**What the exercise asks:** Among the lines below, list those containing the string "username".

▬▬▬

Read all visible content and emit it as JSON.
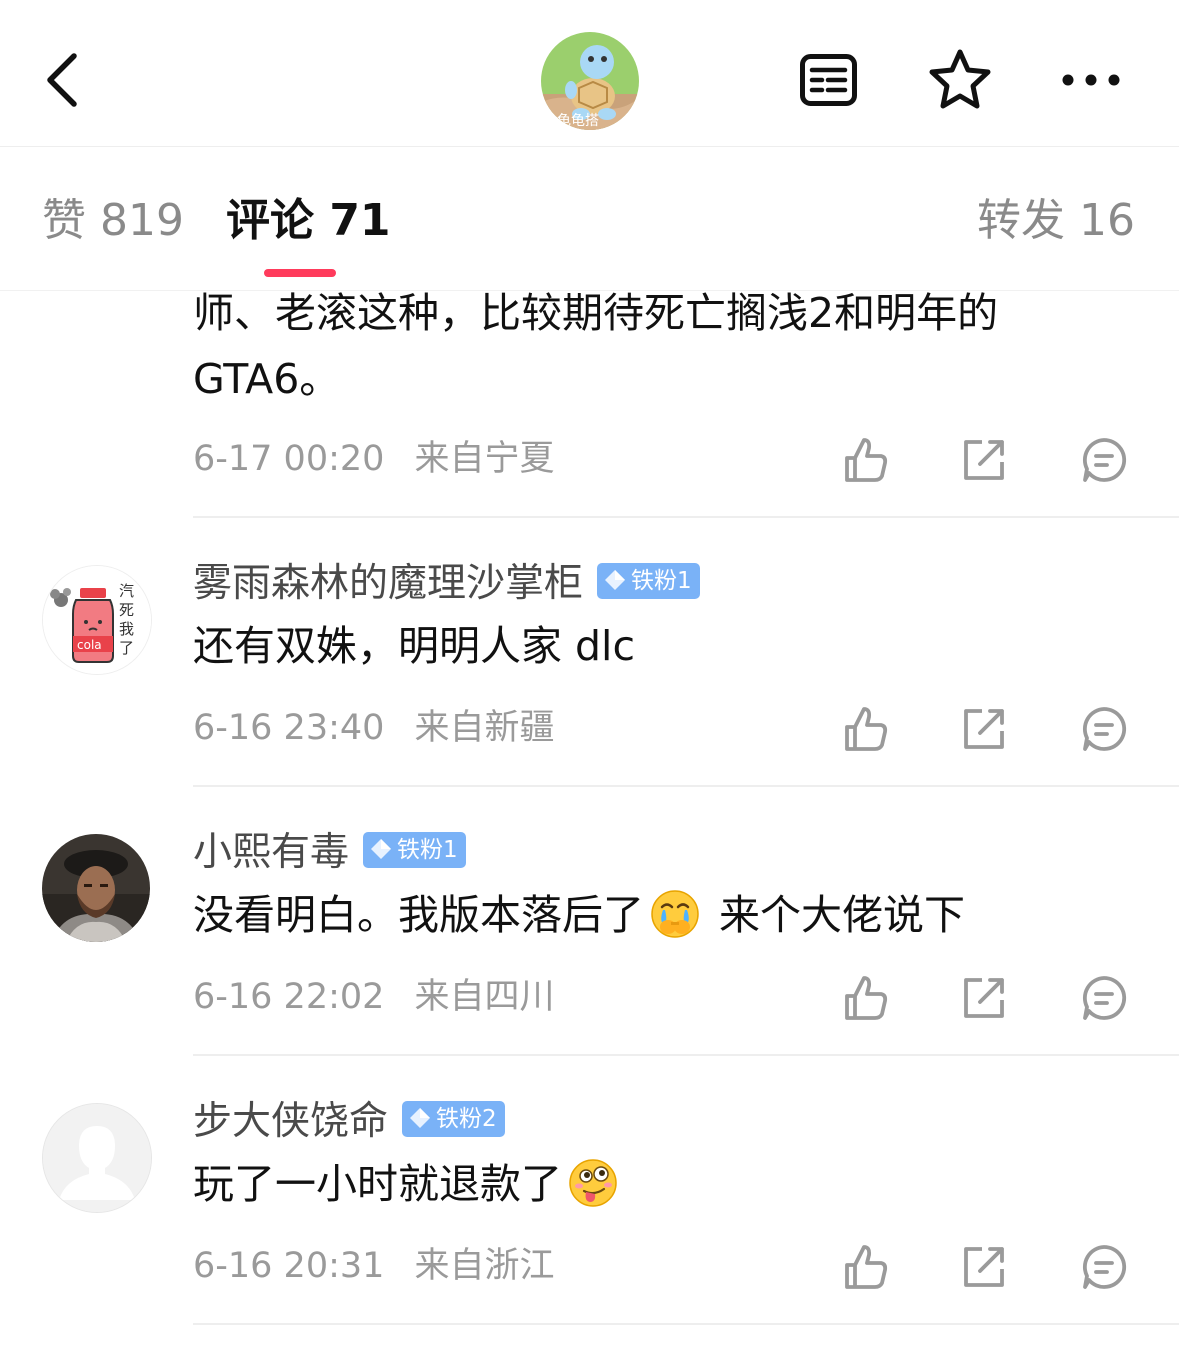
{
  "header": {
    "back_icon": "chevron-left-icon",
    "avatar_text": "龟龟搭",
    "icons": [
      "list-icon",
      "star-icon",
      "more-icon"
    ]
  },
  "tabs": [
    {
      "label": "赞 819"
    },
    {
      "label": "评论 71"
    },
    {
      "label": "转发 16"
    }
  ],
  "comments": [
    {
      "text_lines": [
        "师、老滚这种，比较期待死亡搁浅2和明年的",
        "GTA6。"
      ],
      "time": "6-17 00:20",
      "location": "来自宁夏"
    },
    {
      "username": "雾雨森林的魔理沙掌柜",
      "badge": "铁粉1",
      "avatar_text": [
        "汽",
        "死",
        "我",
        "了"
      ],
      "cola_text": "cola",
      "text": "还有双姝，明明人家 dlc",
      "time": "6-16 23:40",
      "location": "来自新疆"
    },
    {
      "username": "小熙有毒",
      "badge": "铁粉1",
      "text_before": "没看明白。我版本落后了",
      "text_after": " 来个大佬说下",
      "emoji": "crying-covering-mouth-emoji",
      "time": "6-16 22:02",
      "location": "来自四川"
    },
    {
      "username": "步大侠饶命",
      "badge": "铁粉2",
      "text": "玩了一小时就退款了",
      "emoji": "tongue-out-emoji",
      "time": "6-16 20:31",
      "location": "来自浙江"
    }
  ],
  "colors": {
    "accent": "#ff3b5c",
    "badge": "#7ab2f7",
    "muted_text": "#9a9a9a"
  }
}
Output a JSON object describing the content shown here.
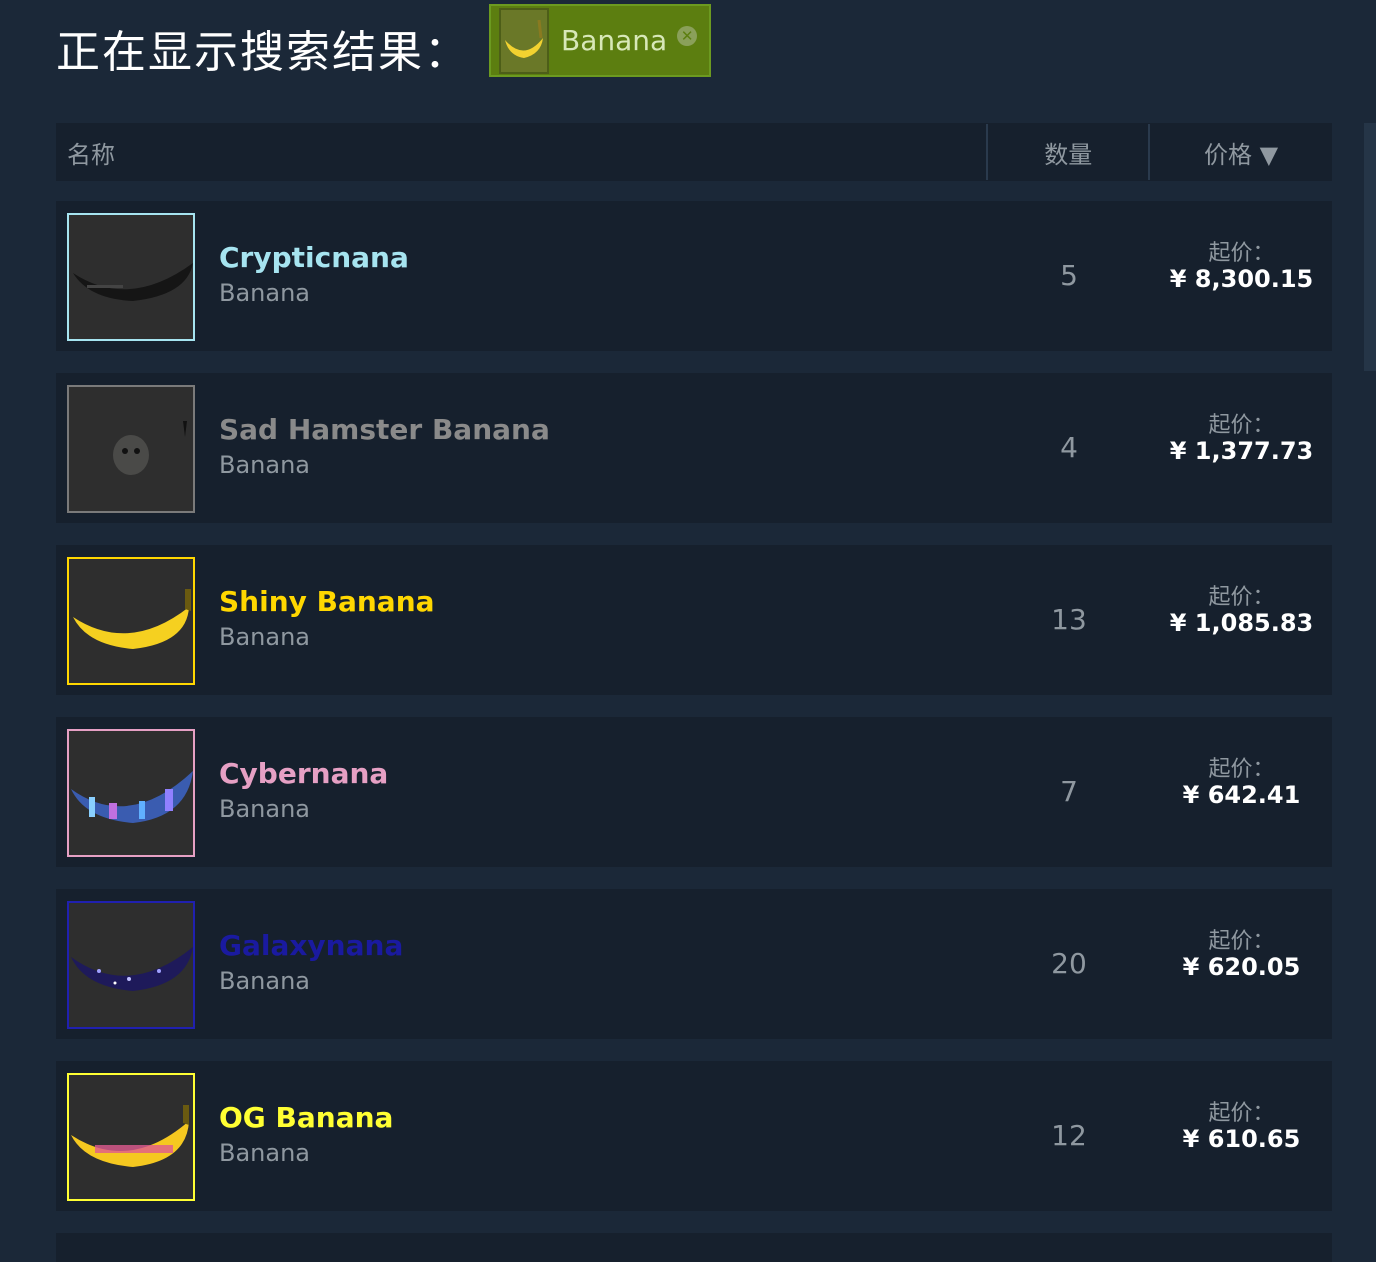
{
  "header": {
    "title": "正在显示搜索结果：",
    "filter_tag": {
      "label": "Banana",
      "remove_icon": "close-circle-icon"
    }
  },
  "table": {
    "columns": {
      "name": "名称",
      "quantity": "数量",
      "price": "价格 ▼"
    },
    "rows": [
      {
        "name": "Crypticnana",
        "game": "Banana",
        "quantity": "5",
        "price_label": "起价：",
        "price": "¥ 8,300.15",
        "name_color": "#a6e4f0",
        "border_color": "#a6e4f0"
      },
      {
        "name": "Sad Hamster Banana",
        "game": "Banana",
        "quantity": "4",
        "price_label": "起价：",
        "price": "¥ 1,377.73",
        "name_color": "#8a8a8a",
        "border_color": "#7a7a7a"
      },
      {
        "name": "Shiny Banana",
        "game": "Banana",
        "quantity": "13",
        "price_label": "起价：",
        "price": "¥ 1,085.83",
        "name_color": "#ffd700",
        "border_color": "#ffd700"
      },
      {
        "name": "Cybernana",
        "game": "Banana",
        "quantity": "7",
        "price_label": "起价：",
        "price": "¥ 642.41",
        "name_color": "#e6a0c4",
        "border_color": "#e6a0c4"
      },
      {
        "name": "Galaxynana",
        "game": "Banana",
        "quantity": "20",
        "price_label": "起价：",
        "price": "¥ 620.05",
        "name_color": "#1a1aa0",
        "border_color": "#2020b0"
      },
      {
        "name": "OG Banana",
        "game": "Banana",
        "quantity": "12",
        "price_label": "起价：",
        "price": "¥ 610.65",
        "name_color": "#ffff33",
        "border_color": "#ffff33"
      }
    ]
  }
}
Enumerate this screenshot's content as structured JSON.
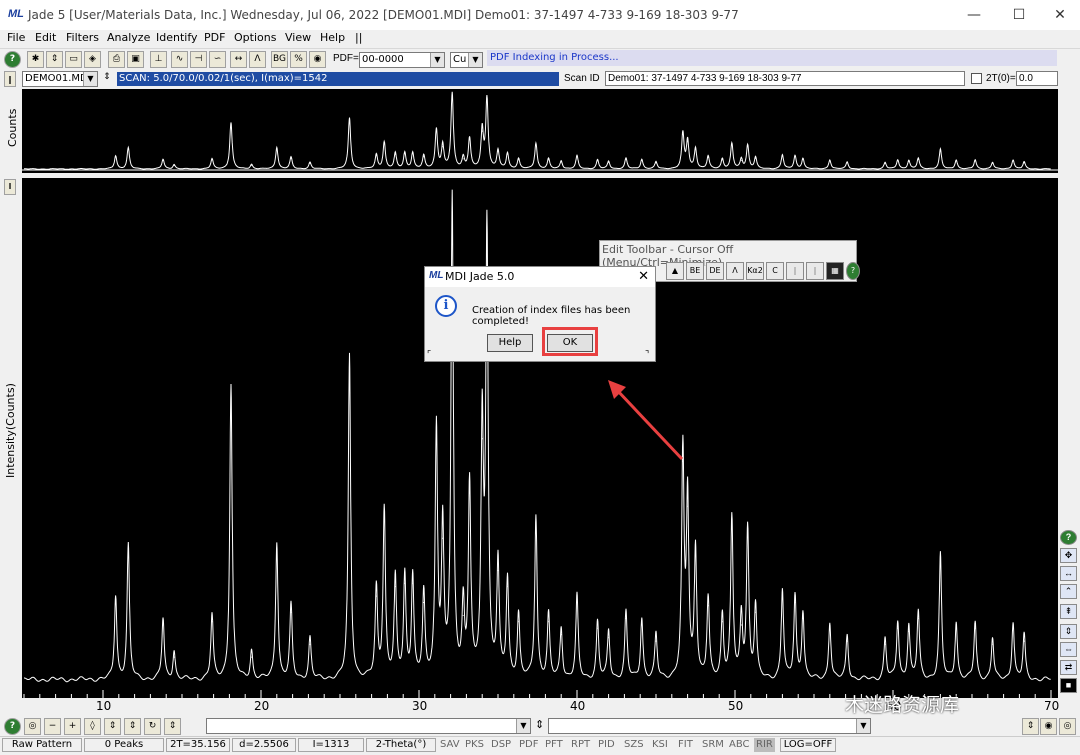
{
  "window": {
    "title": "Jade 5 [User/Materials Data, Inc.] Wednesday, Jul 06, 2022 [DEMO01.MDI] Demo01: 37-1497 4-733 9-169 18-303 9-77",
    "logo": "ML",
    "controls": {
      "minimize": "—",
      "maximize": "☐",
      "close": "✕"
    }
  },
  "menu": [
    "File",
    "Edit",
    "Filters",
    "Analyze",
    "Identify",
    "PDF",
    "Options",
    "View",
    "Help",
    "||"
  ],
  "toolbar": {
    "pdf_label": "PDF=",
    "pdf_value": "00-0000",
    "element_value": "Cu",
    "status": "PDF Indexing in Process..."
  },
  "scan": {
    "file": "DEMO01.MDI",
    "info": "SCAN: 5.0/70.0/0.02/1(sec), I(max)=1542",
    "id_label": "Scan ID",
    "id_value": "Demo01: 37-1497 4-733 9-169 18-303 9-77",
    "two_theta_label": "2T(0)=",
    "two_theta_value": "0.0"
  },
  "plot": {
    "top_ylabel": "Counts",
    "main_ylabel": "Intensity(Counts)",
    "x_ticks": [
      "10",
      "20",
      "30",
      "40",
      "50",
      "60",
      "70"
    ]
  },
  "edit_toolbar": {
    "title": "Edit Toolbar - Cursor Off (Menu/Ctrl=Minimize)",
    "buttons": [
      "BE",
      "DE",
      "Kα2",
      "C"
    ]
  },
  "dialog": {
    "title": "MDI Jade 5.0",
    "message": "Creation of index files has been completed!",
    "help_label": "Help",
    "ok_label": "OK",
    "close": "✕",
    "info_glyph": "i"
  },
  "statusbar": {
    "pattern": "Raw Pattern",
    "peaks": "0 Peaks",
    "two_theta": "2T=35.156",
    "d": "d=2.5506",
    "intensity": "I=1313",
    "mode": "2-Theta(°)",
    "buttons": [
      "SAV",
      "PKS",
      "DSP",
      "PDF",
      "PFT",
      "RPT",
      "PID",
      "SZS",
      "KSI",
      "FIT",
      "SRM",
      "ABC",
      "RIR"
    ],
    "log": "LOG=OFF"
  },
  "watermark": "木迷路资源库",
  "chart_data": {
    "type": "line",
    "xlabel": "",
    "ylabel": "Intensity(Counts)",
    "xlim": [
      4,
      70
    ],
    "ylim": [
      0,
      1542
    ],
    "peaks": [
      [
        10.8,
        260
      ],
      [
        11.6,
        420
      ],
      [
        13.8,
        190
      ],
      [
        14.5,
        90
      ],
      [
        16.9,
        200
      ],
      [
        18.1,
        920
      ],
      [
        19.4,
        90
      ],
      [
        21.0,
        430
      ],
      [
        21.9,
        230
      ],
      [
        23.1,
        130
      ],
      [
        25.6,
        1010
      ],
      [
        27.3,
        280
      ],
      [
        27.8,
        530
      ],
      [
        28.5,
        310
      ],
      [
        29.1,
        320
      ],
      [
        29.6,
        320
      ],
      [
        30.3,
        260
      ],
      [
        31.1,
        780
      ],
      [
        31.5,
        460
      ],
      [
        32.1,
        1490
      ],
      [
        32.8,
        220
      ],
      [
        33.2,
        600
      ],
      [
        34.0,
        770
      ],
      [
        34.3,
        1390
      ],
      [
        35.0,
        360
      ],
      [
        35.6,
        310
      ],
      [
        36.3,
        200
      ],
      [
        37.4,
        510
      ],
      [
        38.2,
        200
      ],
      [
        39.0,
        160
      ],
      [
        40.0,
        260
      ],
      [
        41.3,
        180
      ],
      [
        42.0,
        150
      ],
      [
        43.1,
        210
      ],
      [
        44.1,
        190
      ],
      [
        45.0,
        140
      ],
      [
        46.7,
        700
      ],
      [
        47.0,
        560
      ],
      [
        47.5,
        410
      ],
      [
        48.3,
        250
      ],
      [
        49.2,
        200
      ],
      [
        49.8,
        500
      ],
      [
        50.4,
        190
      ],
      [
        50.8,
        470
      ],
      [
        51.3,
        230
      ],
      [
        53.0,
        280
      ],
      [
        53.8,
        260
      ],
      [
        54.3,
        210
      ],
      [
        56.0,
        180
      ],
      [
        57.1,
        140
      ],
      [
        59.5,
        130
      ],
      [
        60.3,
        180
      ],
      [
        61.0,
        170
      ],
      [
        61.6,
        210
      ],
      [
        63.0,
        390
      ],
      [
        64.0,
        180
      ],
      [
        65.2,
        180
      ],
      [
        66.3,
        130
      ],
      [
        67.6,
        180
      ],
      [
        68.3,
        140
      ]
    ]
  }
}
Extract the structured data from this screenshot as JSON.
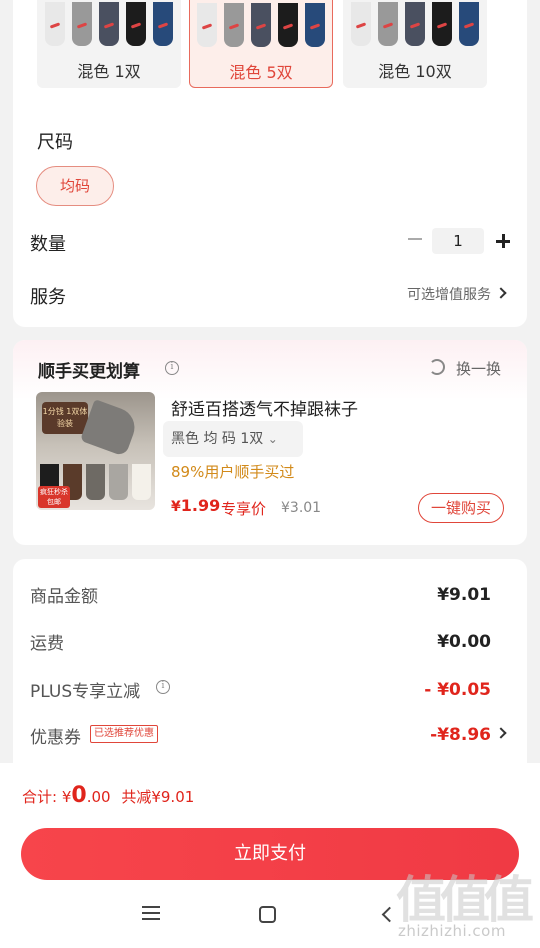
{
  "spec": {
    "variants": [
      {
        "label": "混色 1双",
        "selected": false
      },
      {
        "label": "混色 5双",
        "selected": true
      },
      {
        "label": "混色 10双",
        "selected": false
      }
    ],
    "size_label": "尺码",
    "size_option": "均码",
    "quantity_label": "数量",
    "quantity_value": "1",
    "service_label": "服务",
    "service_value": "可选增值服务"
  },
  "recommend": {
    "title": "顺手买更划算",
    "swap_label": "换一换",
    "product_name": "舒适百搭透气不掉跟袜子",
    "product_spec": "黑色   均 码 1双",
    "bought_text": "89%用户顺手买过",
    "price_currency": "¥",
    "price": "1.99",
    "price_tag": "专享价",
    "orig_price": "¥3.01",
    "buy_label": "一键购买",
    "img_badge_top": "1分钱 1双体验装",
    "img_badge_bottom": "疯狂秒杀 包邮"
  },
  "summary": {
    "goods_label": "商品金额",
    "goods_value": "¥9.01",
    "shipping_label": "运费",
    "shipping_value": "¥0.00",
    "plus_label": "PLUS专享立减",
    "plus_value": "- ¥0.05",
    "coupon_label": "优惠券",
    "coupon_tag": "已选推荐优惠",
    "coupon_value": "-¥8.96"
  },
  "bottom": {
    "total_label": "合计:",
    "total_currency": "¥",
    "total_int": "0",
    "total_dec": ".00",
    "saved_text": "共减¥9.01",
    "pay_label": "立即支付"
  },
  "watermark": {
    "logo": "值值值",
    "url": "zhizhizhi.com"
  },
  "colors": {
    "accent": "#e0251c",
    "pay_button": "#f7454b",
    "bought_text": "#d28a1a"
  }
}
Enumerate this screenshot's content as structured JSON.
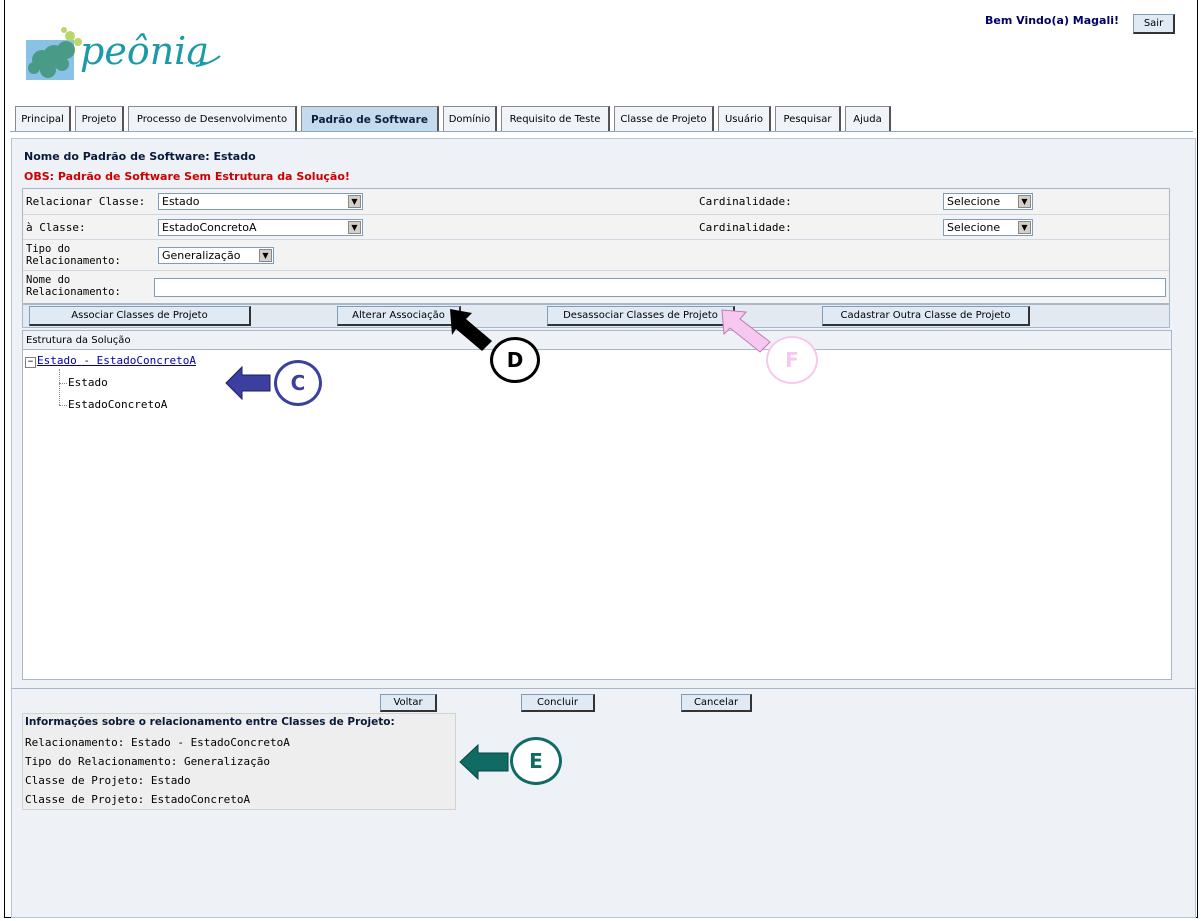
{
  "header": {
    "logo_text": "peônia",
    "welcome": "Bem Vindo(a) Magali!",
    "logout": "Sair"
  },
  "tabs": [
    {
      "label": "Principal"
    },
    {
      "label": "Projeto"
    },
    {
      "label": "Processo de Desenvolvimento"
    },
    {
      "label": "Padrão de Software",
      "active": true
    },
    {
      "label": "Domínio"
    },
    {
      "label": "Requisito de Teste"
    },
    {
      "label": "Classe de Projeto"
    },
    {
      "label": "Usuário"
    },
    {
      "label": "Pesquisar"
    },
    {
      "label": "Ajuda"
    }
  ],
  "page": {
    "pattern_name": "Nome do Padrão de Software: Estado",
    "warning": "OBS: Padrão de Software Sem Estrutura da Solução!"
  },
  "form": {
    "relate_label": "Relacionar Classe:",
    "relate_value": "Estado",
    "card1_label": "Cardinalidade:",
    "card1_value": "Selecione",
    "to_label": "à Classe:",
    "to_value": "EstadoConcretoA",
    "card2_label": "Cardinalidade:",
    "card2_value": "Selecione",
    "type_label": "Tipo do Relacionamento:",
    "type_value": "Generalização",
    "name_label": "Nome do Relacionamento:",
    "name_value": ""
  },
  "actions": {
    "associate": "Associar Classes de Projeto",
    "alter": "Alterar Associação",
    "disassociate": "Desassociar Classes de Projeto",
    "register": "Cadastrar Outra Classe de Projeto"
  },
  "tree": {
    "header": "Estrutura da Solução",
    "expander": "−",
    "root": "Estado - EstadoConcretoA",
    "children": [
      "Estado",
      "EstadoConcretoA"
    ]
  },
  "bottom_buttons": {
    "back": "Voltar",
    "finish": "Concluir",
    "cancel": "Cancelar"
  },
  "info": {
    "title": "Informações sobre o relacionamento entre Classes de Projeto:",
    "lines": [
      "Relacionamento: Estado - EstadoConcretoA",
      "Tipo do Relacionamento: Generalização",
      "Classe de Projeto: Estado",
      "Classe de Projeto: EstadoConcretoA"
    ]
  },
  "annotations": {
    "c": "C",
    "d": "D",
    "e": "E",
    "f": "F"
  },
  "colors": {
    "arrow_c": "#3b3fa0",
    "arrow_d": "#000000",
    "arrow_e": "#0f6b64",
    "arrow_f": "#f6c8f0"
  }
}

▬▬▬

**Solution below:**
      "username": "雾雨森林的魔理沙掌柜",
      "username": "小熙有毒",
      "username": "步大侠饶命",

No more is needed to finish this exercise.